Data entries
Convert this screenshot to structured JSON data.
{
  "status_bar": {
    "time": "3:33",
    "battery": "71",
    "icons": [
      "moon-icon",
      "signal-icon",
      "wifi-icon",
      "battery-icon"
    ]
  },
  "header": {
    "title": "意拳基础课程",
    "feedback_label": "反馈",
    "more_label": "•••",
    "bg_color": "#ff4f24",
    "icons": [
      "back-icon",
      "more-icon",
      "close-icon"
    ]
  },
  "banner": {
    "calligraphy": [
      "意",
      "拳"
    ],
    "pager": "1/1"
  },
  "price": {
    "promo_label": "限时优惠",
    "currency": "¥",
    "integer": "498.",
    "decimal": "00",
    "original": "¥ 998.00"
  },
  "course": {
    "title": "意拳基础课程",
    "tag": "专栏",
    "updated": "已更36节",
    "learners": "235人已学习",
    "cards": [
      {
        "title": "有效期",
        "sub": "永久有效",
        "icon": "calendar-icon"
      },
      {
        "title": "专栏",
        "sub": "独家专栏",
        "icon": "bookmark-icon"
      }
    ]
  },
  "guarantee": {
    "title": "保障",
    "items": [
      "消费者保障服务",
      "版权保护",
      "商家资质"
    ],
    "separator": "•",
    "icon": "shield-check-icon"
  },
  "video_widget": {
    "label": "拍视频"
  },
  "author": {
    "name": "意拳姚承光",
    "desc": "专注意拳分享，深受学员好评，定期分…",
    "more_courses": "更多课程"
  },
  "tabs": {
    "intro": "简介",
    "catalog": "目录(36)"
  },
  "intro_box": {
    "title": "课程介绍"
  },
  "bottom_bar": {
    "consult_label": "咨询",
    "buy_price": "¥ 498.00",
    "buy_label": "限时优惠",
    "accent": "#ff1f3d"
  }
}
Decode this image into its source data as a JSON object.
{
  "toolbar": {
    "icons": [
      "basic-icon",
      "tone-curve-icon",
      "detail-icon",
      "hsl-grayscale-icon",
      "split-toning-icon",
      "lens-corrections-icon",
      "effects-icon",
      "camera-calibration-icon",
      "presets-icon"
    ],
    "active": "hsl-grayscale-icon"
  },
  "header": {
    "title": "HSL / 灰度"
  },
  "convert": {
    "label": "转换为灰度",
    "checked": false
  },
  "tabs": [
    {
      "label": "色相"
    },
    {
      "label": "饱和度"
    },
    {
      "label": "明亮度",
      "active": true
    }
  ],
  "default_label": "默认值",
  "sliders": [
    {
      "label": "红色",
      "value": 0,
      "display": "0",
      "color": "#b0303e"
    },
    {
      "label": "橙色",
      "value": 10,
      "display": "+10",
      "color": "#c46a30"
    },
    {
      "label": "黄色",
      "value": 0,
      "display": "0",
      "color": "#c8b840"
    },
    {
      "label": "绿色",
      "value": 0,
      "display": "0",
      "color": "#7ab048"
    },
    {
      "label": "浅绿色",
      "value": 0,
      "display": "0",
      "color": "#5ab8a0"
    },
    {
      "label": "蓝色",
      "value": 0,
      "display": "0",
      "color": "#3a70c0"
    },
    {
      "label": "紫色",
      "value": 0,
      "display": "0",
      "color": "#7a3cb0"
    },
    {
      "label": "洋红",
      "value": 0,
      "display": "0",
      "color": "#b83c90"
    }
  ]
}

**Work instructions**. Go through the entries above and count the lines containing the word "grayscale"; give only that count.

**Finished task**. 2